## BEGIN

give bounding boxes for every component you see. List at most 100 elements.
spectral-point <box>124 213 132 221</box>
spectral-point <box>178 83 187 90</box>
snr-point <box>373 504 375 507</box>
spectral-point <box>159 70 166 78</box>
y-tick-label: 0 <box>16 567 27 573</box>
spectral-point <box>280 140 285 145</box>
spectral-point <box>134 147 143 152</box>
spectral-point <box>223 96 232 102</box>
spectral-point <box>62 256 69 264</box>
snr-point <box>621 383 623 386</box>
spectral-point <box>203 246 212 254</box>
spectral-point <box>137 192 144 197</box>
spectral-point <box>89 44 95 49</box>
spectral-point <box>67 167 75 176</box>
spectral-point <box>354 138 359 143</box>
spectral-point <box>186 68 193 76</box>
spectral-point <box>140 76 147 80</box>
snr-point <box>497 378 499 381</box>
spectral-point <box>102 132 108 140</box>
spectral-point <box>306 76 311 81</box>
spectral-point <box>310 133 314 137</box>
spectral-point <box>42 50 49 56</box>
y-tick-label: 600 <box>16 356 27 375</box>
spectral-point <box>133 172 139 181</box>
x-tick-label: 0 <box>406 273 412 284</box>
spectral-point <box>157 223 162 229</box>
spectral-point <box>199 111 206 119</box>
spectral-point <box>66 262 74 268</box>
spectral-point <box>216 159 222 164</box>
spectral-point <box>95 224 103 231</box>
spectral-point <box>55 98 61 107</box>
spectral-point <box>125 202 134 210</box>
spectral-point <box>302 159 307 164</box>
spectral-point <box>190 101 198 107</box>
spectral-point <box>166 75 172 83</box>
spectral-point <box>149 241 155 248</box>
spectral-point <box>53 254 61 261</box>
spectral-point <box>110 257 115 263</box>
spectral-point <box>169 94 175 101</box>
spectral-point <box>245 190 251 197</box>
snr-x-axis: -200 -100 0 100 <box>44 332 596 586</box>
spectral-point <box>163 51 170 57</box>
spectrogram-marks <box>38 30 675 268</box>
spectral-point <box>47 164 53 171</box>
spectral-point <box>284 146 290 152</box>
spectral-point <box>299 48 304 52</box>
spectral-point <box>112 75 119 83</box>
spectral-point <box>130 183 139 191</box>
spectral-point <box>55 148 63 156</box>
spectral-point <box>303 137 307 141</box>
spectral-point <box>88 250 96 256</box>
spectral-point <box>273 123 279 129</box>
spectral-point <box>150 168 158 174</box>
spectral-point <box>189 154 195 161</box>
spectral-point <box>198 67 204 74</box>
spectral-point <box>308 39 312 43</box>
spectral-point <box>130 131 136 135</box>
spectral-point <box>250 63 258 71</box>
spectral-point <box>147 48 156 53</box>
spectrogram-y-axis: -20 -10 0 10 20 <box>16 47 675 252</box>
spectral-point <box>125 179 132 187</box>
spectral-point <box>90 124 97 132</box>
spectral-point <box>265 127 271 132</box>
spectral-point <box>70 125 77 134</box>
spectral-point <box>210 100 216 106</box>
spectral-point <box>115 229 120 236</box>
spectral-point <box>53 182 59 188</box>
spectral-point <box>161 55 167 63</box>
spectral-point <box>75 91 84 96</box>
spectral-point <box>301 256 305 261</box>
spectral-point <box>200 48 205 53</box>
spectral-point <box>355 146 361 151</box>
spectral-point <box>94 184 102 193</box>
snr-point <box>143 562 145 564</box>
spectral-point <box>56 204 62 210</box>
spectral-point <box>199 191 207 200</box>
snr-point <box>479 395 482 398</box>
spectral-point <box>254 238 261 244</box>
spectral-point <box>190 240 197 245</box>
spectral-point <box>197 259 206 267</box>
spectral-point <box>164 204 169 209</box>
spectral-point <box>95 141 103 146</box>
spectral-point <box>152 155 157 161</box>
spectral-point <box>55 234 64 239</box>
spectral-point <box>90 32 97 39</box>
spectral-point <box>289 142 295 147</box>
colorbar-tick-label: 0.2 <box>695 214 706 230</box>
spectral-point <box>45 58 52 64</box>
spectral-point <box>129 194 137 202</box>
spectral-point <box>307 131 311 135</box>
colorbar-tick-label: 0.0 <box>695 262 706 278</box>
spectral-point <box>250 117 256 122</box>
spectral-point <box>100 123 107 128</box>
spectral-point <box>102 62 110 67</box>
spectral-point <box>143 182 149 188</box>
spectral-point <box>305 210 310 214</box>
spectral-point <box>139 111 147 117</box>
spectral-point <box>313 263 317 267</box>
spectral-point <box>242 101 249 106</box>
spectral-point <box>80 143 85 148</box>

## END
## BEGIN

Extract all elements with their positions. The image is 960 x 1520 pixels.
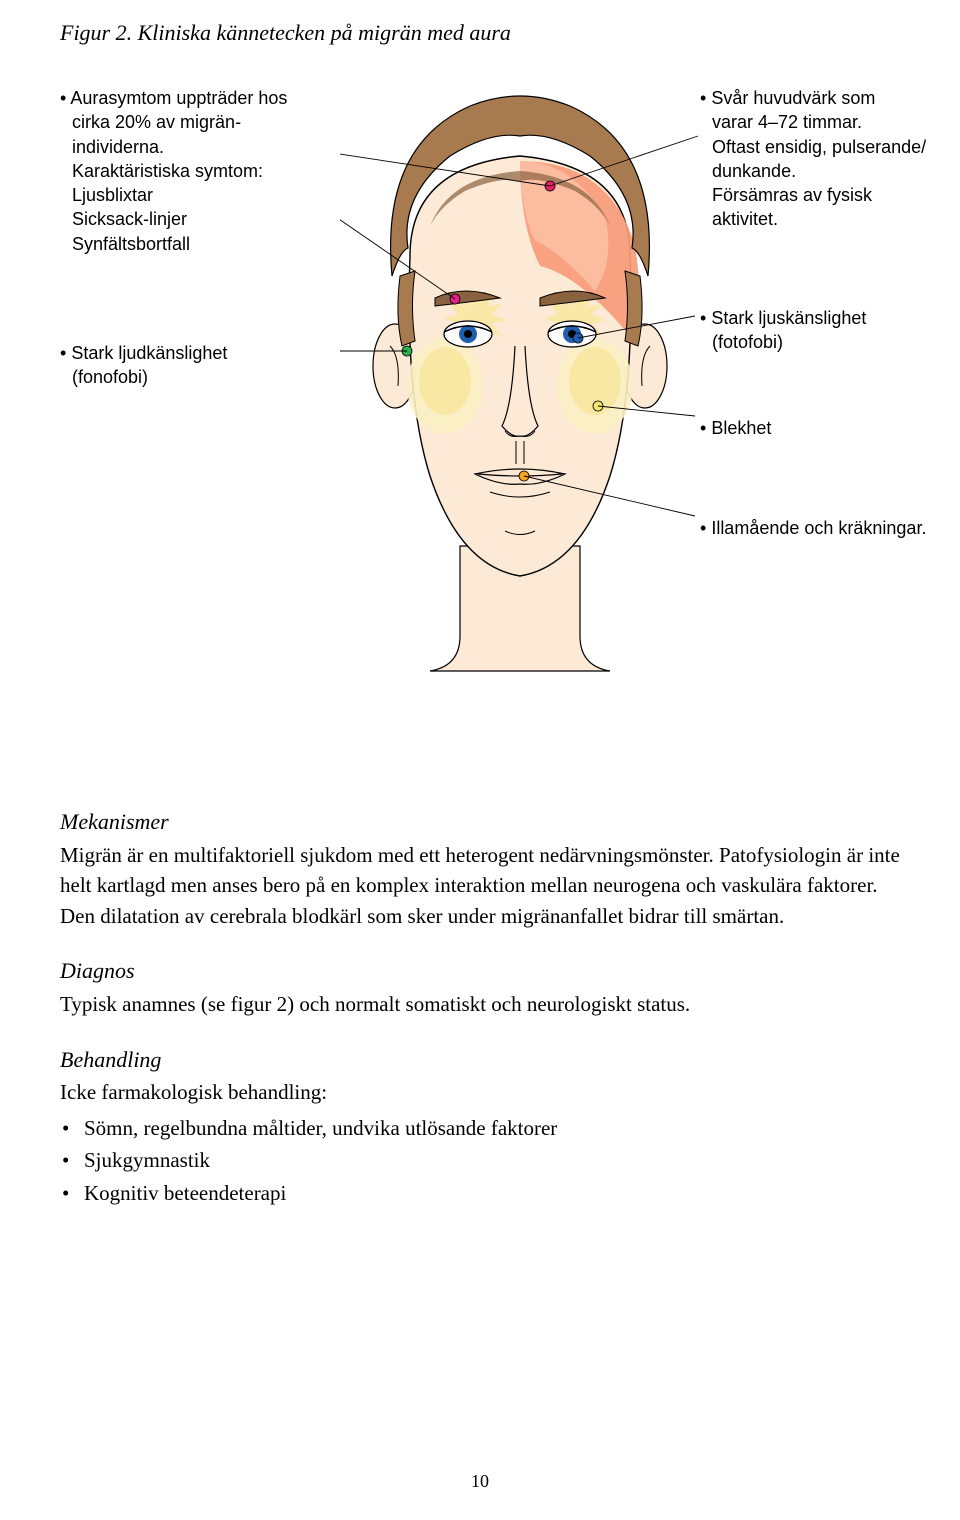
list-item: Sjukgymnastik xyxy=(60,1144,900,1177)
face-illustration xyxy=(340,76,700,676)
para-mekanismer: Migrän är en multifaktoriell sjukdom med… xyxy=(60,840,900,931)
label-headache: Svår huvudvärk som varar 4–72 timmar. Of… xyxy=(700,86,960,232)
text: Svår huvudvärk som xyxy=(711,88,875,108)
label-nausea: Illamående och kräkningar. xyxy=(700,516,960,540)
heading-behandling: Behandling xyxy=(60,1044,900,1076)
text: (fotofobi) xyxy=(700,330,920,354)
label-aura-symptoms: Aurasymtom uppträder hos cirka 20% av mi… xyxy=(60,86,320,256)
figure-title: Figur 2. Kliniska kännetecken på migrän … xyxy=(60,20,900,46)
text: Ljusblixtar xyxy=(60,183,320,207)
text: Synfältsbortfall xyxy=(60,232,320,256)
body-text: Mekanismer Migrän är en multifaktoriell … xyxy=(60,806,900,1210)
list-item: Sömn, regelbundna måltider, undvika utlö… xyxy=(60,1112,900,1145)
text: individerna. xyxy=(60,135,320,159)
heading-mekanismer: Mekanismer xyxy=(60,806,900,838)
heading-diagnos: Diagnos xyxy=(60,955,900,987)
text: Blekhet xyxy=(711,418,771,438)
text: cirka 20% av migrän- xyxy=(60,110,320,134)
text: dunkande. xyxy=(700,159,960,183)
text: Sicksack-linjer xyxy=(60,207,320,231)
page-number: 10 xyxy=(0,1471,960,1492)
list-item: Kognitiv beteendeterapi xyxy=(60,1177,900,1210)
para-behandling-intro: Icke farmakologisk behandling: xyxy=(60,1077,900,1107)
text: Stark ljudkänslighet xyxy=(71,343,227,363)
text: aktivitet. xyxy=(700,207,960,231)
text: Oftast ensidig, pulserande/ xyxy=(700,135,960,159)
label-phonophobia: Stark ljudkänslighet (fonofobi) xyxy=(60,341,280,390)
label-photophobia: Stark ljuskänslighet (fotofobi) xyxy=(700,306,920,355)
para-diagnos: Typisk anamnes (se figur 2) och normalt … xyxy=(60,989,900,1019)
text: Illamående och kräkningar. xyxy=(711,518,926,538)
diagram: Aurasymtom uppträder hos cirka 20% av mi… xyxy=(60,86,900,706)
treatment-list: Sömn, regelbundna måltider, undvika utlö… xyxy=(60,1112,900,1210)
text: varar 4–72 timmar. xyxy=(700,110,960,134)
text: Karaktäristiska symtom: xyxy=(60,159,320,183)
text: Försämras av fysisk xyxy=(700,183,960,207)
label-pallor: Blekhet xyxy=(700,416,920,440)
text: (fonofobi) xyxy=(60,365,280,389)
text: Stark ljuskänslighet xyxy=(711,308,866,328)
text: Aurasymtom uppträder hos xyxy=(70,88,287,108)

## END

Reproduce verbatim the data from the line containing "list-item: Sjukgymnastik xyxy=(60,1144,900,1177)" through the line containing "heading-mekanismer: Mekanismer xyxy=(60,806,900,838)", with both of those lines included.

list-item: Sjukgymnastik xyxy=(60,1144,900,1177)
face-illustration xyxy=(340,76,700,676)
para-mekanismer: Migrän är en multifaktoriell sjukdom med… xyxy=(60,840,900,931)
label-headache: Svår huvudvärk som varar 4–72 timmar. Of… xyxy=(700,86,960,232)
text: Svår huvudvärk som xyxy=(711,88,875,108)
label-nausea: Illamående och kräkningar. xyxy=(700,516,960,540)
heading-behandling: Behandling xyxy=(60,1044,900,1076)
text: (fotofobi) xyxy=(700,330,920,354)
label-aura-symptoms: Aurasymtom uppträder hos cirka 20% av mi… xyxy=(60,86,320,256)
figure-title: Figur 2. Kliniska kännetecken på migrän … xyxy=(60,20,900,46)
text: Ljusblixtar xyxy=(60,183,320,207)
text: Synfältsbortfall xyxy=(60,232,320,256)
body-text: Mekanismer Migrän är en multifaktoriell … xyxy=(60,806,900,1210)
list-item: Sömn, regelbundna måltider, undvika utlö… xyxy=(60,1112,900,1145)
text: individerna. xyxy=(60,135,320,159)
heading-mekanismer: Mekanismer xyxy=(60,806,900,838)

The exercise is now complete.